Type out every line below exactly as it reads.
>> begin
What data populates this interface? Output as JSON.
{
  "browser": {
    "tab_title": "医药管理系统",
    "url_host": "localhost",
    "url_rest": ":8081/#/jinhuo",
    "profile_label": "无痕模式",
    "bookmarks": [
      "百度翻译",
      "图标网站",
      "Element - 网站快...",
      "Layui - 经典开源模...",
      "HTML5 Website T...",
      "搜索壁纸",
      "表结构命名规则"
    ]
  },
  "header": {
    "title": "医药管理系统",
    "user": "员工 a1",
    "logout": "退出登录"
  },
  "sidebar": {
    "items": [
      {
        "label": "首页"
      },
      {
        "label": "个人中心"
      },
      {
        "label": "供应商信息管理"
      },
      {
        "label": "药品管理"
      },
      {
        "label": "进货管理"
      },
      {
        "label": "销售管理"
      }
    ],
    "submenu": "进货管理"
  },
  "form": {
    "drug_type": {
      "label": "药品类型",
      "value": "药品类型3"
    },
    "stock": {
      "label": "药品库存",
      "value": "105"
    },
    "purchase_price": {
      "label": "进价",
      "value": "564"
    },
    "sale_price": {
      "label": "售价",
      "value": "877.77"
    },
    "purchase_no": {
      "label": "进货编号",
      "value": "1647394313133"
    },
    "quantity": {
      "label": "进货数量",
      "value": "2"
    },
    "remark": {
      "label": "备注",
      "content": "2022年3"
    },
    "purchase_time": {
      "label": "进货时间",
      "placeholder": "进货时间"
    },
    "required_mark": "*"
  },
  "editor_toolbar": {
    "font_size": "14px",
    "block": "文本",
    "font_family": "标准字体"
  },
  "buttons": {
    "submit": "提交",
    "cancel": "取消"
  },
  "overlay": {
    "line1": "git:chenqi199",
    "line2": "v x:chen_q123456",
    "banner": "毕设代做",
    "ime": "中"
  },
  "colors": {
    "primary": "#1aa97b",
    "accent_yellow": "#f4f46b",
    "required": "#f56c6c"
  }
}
>> end
EXERCISE OUTPUT:
What data populates this interface? Output as JSON.
{
  "browser": {
    "tab_title": "医药管理系统",
    "url_host": "localhost",
    "url_rest": ":8081/#/jinhuo",
    "profile_label": "无痕模式",
    "bookmarks": [
      "百度翻译",
      "图标网站",
      "Element - 网站快...",
      "Layui - 经典开源模...",
      "HTML5 Website T...",
      "搜索壁纸",
      "表结构命名规则"
    ]
  },
  "header": {
    "title": "医药管理系统",
    "user": "员工 a1",
    "logout": "退出登录"
  },
  "sidebar": {
    "items": [
      {
        "label": "首页"
      },
      {
        "label": "个人中心"
      },
      {
        "label": "供应商信息管理"
      },
      {
        "label": "药品管理"
      },
      {
        "label": "进货管理"
      },
      {
        "label": "销售管理"
      }
    ],
    "submenu": "进货管理"
  },
  "form": {
    "drug_type": {
      "label": "药品类型",
      "value": "药品类型3"
    },
    "stock": {
      "label": "药品库存",
      "value": "105"
    },
    "purchase_price": {
      "label": "进价",
      "value": "564"
    },
    "sale_price": {
      "label": "售价",
      "value": "877.77"
    },
    "purchase_no": {
      "label": "进货编号",
      "value": "1647394313133"
    },
    "quantity": {
      "label": "进货数量",
      "value": "2"
    },
    "remark": {
      "label": "备注",
      "content": "2022年3"
    },
    "purchase_time": {
      "label": "进货时间",
      "placeholder": "进货时间"
    },
    "required_mark": "*"
  },
  "editor_toolbar": {
    "font_size": "14px",
    "block": "文本",
    "font_family": "标准字体"
  },
  "buttons": {
    "submit": "提交",
    "cancel": "取消"
  },
  "overlay": {
    "line1": "git:chenqi199",
    "line2": "v x:chen_q123456",
    "banner": "毕设代做",
    "ime": "中"
  },
  "colors": {
    "primary": "#1aa97b",
    "accent_yellow": "#f4f46b",
    "required": "#f56c6c"
  }
}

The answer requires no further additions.